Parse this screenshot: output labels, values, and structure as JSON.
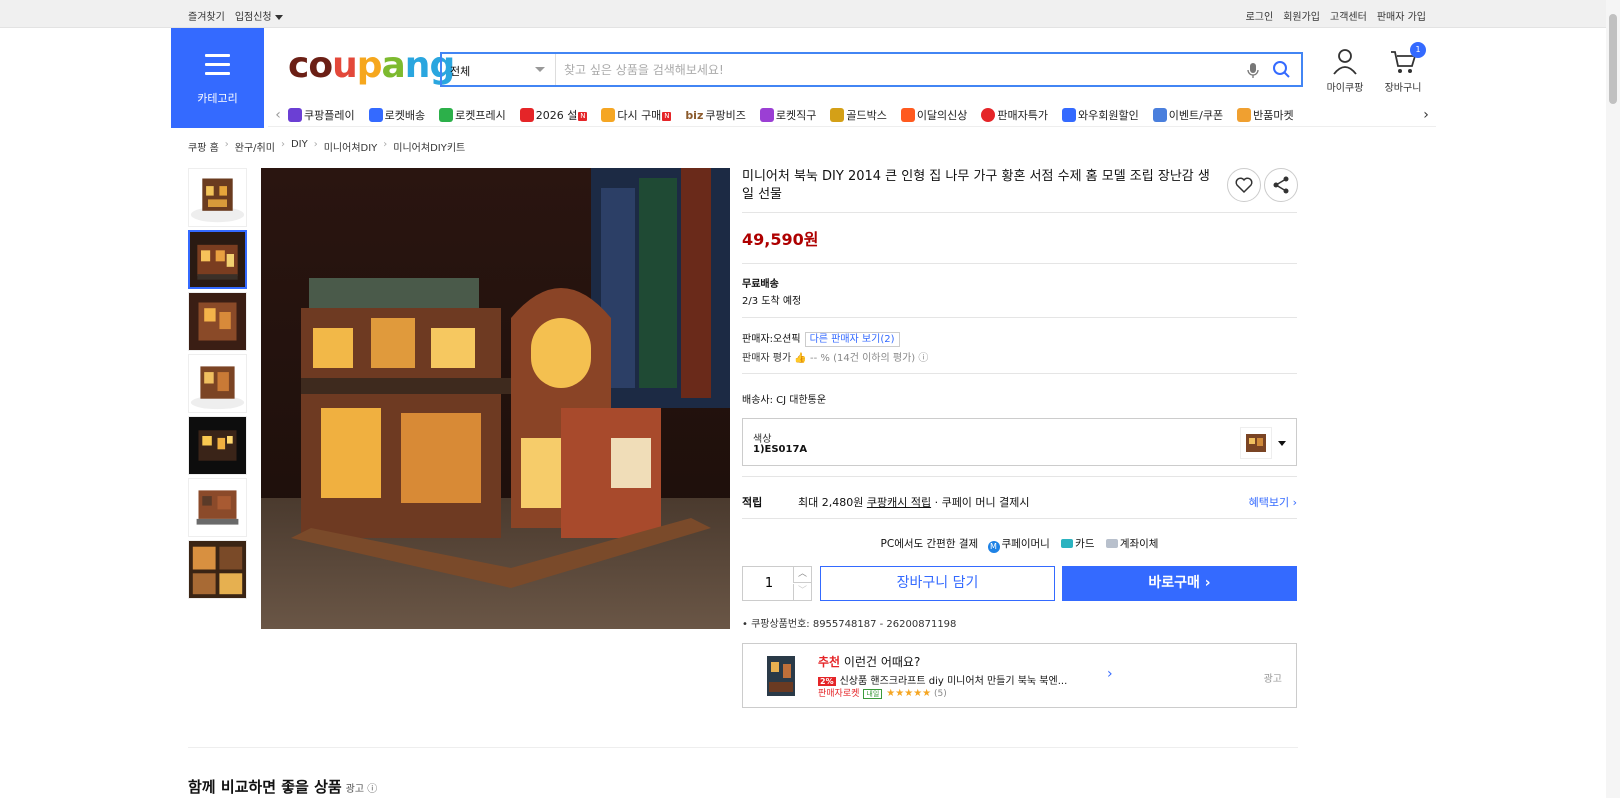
{
  "util": {
    "left": [
      "즐겨찾기",
      "입점신청"
    ],
    "right": [
      "로그인",
      "회원가입",
      "고객센터",
      "판매자 가입"
    ]
  },
  "header": {
    "category_label": "카테고리",
    "logo": [
      "c",
      "o",
      "u",
      "p",
      "a",
      "n",
      "g"
    ],
    "search_scope": "전체",
    "search_placeholder": "찾고 싶은 상품을 검색해보세요!",
    "mycoupang": "마이쿠팡",
    "cart": "장바구니",
    "cart_count": "1"
  },
  "nav": [
    {
      "label": "쿠팡플레이",
      "icon": "play-icon",
      "color": "#6b3fd4"
    },
    {
      "label": "로켓배송",
      "icon": "rocket-icon",
      "color": "#346aff"
    },
    {
      "label": "로켓프레시",
      "icon": "fresh-rocket-icon",
      "color": "#2cb04a"
    },
    {
      "label": "2026 설",
      "icon": "hanbok-icon",
      "color": "#e52528",
      "badge": "N"
    },
    {
      "label": "다시 구매",
      "icon": "home-icon",
      "color": "#f5a623",
      "badge": "N"
    },
    {
      "label": "쿠팡비즈",
      "icon": "biz-icon",
      "color": "#8b5a2b",
      "prefix": "biz"
    },
    {
      "label": "로켓직구",
      "icon": "global-icon",
      "color": "#9b3fd4"
    },
    {
      "label": "골드박스",
      "icon": "goldbox-icon",
      "color": "#d4a017"
    },
    {
      "label": "이달의신상",
      "icon": "new-icon",
      "color": "#ff5a1f"
    },
    {
      "label": "판매자특가",
      "icon": "sale-icon",
      "color": "#e52528"
    },
    {
      "label": "와우회원할인",
      "icon": "wow-icon",
      "color": "#346aff"
    },
    {
      "label": "이벤트/쿠폰",
      "icon": "coupon-icon",
      "color": "#4a7fdd"
    },
    {
      "label": "반품마켓",
      "icon": "market-icon",
      "color": "#f0a030"
    }
  ],
  "breadcrumb": [
    "쿠팡 홈",
    "완구/취미",
    "DIY",
    "미니어쳐DIY",
    "미니어쳐DIY키트"
  ],
  "product": {
    "title": "미니어처 북눅 DIY 2014 큰 인형 집 나무 가구 황혼 서점 수제 홈 모델 조립 장난감 생일 선물",
    "price": "49,590원",
    "shipping_title": "무료배송",
    "shipping_eta": "2/3 도착 예정",
    "seller_label": "판매자:오션픽",
    "other_sellers": "다른 판매자 보기(2)",
    "rating_label": "판매자 평가",
    "rating_value": "-- % (14건 이하의 평가)",
    "carrier": "배송사:  CJ 대한통운",
    "option_label": "색상",
    "option_value": "1)ES017A",
    "earn_label": "적립",
    "earn_pre": "최대 2,480원",
    "earn_link": "쿠팡캐시 적립",
    "earn_post": "· 쿠페이 머니 결제시",
    "earn_more": "혜택보기",
    "pay_intro": "PC에서도 간편한 결제",
    "pay_opts": [
      "쿠페이머니",
      "카드",
      "계좌이체"
    ],
    "qty": "1",
    "add_cart": "장바구니 담기",
    "buy_now": "바로구매",
    "product_id": "쿠팡상품번호: 8955748187 - 26200871198"
  },
  "recommend": {
    "head_red": "추천",
    "head_rest": " 이런건 어때요?",
    "pct": "2%",
    "name": "신상품 핸즈크라프트 diy 미니어처 만들기 북눅 북엔...",
    "seller_tag": "판매자로켓",
    "tomorrow": "내일",
    "stars": "★★★★★",
    "count": "(5)",
    "ad": "광고"
  },
  "compare": {
    "title": "함께 비교하면 좋을 상품",
    "ad": "광고"
  }
}
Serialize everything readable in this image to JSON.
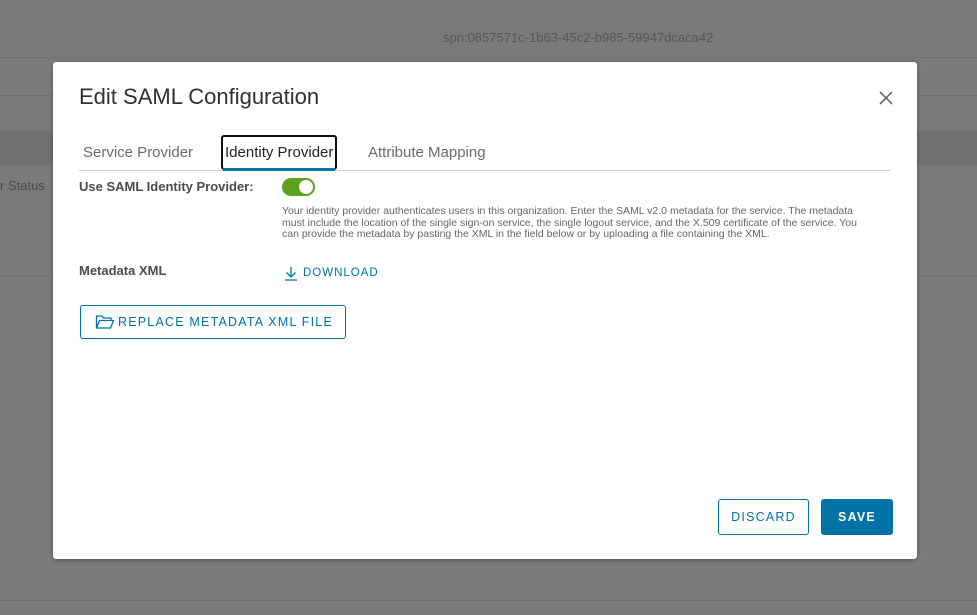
{
  "background": {
    "spn": "spn:0857571c-1b63-45c2-b985-59947dcaca42",
    "status_fragment": "r Status"
  },
  "modal": {
    "title": "Edit SAML Configuration",
    "tabs": [
      {
        "label": "Service Provider",
        "active": false
      },
      {
        "label": "Identity Provider",
        "active": true
      },
      {
        "label": "Attribute Mapping",
        "active": false
      }
    ],
    "use_idp_label": "Use SAML Identity Provider:",
    "use_idp_enabled": true,
    "help_text": "Your identity provider authenticates users in this organization. Enter the SAML v2.0 metadata for the service. The metadata must include the location of the single sign-on service, the single logout service, and the X.509 certificate of the service. You can provide the metadata by pasting the XML in the field below or by uploading a file containing the XML.",
    "metadata_label": "Metadata XML",
    "download_label": "DOWNLOAD",
    "replace_label": "REPLACE METADATA XML FILE",
    "discard_label": "DISCARD",
    "save_label": "SAVE"
  },
  "colors": {
    "accent": "#0072a3",
    "toggle_on": "#5aa220",
    "overlay": "#7a7a7a"
  },
  "icons": [
    "close-icon",
    "download-icon",
    "folder-open-icon"
  ]
}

◆ **Goal**
Indicate how many lines of the material contain the string "rocket", giving the number and nothing more.

◆ **Solution**
2